Exercise instructions —
Take every line that has the string "this" and copy it out.

# # # # # # #

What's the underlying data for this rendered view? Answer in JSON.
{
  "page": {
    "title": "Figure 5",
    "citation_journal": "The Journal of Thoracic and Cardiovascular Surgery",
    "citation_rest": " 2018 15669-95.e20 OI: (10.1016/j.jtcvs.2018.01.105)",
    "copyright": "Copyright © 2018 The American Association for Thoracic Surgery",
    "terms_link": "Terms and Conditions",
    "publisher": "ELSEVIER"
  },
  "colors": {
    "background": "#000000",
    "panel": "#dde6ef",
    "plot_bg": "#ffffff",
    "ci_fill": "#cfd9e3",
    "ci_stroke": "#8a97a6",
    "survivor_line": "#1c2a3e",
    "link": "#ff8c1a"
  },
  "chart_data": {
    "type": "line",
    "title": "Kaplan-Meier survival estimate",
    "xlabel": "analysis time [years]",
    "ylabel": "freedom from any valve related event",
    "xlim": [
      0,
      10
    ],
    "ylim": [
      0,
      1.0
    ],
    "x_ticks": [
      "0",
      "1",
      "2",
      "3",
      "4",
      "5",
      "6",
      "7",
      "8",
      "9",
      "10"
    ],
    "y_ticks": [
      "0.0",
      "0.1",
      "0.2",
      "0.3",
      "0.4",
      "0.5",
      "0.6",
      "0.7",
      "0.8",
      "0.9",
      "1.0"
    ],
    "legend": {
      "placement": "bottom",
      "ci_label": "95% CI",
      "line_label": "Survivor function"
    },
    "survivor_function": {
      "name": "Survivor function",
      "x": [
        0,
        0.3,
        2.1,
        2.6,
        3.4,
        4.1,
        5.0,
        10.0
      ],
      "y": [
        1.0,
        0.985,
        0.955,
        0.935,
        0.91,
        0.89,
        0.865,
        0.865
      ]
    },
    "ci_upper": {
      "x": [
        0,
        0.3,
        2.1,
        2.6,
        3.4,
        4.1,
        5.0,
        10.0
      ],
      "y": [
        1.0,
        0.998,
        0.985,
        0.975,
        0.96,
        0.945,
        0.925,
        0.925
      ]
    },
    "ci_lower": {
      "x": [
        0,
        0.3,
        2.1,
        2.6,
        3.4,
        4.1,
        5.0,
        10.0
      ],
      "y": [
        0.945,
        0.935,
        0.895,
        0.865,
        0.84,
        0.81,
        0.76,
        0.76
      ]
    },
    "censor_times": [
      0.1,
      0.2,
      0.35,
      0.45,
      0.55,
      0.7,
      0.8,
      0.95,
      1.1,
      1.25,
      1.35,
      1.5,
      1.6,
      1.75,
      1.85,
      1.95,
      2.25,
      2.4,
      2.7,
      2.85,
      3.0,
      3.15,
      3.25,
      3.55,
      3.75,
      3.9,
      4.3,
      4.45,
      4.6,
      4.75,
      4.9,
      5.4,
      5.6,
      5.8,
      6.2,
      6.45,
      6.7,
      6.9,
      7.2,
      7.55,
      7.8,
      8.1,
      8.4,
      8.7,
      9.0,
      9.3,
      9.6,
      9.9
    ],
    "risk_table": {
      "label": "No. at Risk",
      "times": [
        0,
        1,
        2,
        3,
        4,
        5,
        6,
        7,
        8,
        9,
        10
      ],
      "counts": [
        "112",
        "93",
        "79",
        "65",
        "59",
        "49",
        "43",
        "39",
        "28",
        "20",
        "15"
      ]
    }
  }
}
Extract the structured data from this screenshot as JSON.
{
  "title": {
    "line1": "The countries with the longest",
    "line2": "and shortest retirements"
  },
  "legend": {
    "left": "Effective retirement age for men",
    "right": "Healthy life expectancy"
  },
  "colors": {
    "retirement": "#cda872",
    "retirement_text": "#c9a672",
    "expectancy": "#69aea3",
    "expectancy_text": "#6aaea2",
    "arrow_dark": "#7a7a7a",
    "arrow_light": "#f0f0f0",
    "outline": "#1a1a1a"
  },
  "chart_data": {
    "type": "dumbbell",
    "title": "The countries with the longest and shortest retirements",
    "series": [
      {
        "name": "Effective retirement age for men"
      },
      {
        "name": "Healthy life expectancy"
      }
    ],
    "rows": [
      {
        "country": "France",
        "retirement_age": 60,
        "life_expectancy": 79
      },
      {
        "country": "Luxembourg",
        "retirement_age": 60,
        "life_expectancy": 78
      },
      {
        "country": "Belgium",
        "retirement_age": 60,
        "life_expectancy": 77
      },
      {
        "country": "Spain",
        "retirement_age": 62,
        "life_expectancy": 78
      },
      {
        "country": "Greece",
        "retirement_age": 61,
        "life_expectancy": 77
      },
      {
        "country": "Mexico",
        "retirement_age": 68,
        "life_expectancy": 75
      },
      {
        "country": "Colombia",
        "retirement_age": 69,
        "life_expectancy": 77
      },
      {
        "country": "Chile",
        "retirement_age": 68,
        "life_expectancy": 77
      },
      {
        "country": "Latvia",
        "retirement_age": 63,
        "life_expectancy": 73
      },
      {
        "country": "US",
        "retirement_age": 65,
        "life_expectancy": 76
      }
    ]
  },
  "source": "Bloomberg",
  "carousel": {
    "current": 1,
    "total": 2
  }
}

# # # # # # #

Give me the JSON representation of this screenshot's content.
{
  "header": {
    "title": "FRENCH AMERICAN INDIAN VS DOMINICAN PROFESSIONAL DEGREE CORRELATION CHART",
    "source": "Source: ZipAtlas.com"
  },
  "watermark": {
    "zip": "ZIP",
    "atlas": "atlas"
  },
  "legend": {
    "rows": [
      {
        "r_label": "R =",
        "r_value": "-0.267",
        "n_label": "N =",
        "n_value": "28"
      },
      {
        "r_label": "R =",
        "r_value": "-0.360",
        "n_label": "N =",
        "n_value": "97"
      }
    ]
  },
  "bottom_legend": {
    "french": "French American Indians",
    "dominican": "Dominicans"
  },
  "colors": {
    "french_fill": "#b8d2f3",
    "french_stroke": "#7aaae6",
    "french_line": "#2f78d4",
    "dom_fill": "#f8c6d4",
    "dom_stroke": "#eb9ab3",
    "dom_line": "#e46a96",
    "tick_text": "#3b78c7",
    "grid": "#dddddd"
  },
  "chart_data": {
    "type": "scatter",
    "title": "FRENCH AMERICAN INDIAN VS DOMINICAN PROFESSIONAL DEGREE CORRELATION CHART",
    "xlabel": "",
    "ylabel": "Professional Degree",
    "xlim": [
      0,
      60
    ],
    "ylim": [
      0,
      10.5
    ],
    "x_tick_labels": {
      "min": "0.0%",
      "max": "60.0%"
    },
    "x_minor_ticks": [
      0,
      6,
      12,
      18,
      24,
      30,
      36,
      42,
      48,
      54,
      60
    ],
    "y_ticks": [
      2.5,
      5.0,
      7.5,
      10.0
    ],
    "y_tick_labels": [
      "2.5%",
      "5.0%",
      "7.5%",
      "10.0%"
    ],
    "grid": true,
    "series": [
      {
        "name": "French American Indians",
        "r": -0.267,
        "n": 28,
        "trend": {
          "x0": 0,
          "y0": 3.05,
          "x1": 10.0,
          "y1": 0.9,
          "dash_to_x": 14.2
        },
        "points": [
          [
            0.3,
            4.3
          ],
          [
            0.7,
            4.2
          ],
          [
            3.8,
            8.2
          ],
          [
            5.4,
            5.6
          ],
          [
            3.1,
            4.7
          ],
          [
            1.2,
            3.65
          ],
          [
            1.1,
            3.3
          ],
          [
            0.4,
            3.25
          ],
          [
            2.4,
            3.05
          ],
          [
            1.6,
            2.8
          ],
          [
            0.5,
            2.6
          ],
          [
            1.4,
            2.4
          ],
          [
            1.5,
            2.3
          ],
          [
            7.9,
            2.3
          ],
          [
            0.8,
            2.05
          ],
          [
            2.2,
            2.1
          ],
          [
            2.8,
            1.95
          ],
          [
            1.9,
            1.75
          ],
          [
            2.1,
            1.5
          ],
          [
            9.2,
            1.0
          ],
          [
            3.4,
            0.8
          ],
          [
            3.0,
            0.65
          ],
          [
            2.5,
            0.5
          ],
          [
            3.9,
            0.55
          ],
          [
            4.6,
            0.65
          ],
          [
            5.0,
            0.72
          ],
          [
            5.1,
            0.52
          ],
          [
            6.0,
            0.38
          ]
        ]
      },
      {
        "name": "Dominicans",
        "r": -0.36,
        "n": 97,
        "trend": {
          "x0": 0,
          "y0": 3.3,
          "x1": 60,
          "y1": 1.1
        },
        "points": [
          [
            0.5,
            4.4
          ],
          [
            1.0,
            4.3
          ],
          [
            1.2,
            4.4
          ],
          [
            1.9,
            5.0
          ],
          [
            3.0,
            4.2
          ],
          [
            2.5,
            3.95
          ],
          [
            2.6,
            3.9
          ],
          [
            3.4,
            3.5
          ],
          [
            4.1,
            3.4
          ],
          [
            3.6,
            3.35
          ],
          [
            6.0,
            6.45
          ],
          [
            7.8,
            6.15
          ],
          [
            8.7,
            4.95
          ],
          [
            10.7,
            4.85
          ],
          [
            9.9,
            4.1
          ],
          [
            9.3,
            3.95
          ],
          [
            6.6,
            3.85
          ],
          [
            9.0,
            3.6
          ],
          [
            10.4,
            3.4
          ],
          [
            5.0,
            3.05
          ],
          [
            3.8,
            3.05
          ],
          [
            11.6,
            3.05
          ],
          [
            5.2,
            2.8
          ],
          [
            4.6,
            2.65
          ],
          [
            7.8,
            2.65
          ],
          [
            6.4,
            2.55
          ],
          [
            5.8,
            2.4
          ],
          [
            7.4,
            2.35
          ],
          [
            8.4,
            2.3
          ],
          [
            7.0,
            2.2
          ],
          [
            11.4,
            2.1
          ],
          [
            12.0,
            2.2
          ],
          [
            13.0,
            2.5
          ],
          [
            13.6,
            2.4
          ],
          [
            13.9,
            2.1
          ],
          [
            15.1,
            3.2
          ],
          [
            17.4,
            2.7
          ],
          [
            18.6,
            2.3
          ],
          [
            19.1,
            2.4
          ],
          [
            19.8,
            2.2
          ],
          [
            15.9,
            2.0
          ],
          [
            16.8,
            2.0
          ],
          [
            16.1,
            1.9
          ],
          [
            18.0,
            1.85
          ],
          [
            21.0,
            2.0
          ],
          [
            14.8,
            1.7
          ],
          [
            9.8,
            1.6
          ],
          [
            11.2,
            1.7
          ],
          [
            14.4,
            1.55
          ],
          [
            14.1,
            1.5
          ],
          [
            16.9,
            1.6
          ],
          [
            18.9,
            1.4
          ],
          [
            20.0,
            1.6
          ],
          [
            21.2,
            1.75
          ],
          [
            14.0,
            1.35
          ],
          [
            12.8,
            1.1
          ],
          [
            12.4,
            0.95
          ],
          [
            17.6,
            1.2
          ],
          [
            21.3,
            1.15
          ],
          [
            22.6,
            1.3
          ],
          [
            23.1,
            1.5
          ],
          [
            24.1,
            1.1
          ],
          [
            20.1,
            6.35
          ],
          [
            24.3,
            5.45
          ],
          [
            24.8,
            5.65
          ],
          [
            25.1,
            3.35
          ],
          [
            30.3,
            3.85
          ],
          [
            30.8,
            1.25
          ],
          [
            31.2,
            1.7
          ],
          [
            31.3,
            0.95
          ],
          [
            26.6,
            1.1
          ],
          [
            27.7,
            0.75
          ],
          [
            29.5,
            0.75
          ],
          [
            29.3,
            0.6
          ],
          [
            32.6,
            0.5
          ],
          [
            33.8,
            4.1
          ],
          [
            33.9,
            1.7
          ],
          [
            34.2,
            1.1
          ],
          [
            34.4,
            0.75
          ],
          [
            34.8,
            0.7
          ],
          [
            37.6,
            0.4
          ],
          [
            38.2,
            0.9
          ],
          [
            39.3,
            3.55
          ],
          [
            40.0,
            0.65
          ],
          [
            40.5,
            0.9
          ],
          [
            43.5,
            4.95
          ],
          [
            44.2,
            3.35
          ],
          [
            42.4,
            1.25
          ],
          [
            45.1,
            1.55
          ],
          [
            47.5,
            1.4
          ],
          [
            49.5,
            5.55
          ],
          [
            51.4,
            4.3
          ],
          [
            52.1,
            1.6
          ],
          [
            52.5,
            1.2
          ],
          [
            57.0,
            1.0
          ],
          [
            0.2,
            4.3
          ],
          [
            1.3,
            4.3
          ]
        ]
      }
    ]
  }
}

# # # # # # #

Correct answer —
What's the underlying data for this rendered view? Answer in JSON.
Extract the structured data from this screenshot as JSON.
Give me the JSON representation of this screenshot's content.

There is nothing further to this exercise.